= STATED TASK =
Each line that holds the word "Downloads" should be returned.

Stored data

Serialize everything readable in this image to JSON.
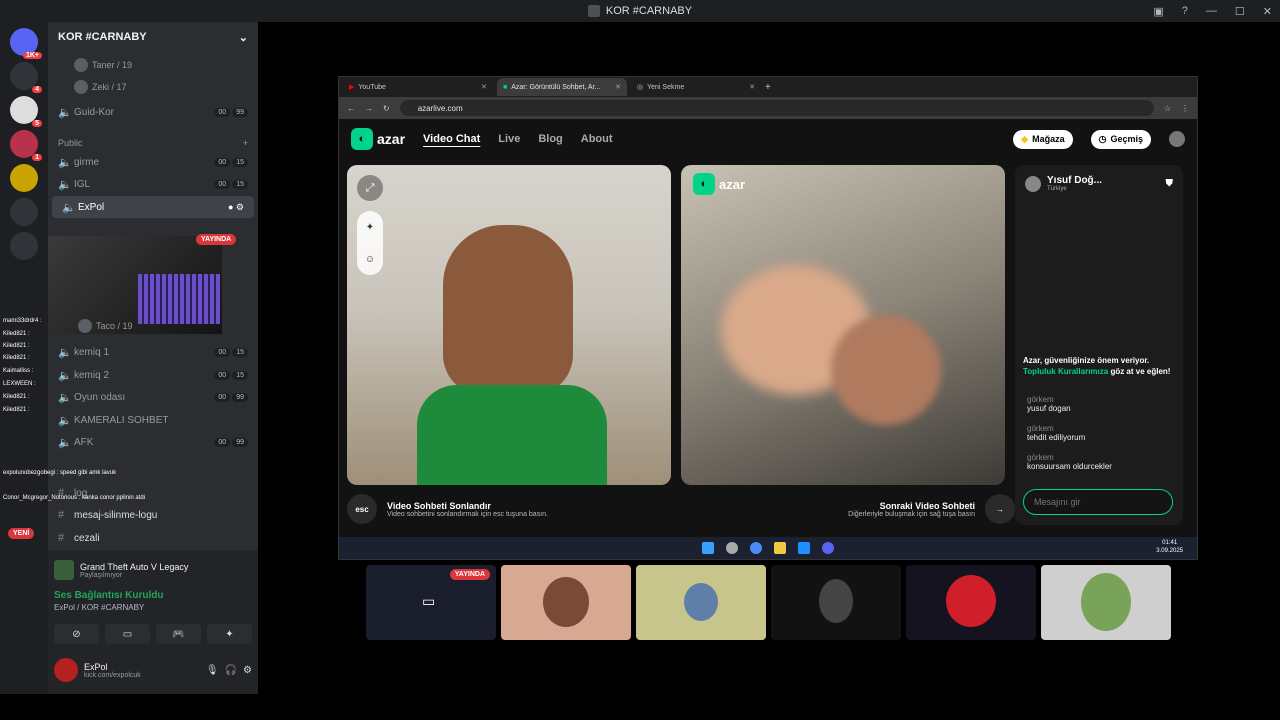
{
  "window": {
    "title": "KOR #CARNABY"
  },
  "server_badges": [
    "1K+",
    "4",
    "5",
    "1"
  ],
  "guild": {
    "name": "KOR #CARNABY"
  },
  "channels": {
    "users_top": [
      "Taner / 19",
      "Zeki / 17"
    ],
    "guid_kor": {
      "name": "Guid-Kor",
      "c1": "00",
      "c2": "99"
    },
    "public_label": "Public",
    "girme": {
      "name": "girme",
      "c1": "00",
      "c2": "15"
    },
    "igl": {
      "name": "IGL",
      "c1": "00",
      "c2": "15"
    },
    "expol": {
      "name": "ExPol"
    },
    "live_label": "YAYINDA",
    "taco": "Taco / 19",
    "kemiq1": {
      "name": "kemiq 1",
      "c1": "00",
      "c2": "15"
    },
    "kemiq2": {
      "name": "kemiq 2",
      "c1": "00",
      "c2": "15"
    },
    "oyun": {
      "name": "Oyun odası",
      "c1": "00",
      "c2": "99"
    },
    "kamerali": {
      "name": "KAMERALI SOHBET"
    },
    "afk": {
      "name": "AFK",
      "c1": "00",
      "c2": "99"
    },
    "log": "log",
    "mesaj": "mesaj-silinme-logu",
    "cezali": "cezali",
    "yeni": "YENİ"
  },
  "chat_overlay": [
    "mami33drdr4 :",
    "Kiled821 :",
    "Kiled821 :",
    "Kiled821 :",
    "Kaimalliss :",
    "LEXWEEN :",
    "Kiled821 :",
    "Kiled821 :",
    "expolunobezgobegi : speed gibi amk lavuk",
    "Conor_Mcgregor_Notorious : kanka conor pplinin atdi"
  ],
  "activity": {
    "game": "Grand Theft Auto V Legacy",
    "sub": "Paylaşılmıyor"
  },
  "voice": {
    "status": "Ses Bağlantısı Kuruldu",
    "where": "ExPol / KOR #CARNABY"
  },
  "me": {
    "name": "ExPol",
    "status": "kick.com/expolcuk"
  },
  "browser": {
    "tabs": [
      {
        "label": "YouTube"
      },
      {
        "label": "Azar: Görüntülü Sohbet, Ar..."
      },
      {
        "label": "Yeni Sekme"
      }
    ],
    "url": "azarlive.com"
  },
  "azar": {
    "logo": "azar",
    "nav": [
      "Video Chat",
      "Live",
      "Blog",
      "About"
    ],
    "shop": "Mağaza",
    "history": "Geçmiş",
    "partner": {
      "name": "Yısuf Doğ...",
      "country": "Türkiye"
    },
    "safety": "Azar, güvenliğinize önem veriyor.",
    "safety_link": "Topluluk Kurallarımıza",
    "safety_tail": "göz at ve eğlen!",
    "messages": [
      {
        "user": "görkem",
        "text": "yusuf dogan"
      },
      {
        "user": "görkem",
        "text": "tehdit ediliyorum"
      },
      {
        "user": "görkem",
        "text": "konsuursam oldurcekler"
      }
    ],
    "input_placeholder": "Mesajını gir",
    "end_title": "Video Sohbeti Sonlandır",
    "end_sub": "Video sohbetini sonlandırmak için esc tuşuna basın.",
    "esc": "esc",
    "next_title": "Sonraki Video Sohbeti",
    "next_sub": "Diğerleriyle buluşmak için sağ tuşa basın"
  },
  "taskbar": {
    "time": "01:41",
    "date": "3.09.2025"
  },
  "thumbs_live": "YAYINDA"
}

* * *

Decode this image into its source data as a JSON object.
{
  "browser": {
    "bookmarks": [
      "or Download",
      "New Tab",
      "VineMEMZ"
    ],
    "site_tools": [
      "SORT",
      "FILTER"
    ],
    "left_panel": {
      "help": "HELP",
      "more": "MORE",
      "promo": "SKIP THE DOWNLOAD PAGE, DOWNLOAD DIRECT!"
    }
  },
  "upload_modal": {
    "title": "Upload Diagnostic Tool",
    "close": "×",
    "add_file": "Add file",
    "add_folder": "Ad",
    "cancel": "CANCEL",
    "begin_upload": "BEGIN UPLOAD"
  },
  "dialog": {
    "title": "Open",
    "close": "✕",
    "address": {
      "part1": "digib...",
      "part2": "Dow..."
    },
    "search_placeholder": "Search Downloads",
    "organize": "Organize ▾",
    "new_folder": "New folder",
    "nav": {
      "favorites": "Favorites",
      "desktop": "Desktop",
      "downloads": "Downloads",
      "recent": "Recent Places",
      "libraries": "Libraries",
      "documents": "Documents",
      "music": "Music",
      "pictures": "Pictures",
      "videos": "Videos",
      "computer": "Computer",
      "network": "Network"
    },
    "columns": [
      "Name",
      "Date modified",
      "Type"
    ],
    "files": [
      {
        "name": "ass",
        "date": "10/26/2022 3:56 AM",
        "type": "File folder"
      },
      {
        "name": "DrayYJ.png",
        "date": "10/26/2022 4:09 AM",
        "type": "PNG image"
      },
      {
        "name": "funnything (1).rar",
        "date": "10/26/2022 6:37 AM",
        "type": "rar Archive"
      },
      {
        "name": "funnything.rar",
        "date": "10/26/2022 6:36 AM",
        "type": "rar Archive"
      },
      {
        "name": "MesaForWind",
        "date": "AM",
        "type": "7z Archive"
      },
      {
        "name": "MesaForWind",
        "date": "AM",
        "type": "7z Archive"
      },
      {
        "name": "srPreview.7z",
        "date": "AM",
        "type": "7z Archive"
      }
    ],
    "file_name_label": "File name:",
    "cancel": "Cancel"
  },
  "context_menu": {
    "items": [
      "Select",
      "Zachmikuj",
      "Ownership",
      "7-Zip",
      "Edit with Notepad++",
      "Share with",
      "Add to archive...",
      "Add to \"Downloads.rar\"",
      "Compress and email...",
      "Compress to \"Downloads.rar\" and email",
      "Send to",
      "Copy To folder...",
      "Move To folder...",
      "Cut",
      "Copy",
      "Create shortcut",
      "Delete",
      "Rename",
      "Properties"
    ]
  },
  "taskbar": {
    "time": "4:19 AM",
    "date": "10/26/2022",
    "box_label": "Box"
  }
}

= FINAL ANSWER =
    "search_placeholder": "Search Downloads",
      "downloads": "Downloads",
      "Add to \"Downloads.rar\"",
      "Compress to \"Downloads.rar\" and email",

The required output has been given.